Records for this exercise:
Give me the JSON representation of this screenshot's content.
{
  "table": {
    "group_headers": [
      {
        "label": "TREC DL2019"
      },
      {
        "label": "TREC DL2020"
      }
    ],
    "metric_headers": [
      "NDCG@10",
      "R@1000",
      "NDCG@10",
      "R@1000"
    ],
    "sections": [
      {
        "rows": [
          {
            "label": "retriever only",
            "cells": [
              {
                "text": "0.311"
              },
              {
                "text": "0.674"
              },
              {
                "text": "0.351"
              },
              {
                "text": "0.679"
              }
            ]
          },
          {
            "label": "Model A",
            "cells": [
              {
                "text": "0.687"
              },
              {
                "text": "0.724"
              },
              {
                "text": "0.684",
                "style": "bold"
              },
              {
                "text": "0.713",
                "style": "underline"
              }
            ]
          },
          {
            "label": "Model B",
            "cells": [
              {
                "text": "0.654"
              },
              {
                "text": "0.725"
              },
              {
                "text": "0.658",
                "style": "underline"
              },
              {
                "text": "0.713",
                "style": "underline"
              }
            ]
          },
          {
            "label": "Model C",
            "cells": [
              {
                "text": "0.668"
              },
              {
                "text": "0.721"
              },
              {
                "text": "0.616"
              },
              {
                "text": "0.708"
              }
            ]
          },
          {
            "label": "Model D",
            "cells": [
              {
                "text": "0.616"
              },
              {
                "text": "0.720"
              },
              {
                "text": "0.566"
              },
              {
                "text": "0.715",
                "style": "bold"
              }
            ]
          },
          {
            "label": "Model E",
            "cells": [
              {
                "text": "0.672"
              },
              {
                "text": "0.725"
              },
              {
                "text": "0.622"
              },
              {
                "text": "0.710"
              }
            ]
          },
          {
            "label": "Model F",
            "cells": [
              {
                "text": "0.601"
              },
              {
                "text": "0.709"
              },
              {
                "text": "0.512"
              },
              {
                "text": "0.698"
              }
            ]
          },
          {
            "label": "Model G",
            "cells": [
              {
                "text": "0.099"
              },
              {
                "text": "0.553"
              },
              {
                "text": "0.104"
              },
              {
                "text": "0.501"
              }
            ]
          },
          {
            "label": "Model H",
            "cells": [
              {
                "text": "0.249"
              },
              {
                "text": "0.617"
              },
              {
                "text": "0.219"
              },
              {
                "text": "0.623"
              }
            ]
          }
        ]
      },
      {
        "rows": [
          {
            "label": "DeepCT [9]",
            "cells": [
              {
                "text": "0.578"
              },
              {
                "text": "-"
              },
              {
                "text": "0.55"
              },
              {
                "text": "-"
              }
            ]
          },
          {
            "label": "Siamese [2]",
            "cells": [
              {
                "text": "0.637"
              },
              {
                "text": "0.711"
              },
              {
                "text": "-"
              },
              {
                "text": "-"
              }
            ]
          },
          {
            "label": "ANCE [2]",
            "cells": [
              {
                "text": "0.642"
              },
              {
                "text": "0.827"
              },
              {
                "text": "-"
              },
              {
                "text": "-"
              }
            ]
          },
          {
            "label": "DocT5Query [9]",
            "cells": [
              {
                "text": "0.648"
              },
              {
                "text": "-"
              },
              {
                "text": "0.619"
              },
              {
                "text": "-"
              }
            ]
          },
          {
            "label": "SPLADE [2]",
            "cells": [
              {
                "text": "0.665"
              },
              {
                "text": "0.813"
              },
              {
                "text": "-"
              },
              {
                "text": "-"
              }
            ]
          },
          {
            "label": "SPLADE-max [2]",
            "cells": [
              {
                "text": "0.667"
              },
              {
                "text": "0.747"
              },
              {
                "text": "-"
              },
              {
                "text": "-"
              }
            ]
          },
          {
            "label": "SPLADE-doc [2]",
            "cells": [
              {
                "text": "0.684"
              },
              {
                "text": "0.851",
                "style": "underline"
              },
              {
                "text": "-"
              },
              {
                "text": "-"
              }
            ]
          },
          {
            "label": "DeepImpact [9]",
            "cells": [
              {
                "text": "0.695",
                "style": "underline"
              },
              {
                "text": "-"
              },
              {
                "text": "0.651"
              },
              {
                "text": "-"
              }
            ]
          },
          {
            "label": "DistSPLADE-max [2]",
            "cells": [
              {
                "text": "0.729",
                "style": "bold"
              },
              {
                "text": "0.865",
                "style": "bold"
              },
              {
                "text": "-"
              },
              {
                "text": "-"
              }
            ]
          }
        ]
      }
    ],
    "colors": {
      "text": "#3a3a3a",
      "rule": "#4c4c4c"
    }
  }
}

Work to do:
State the number of lines in the records that include "Model", and write nothing else.

Exercise output:
8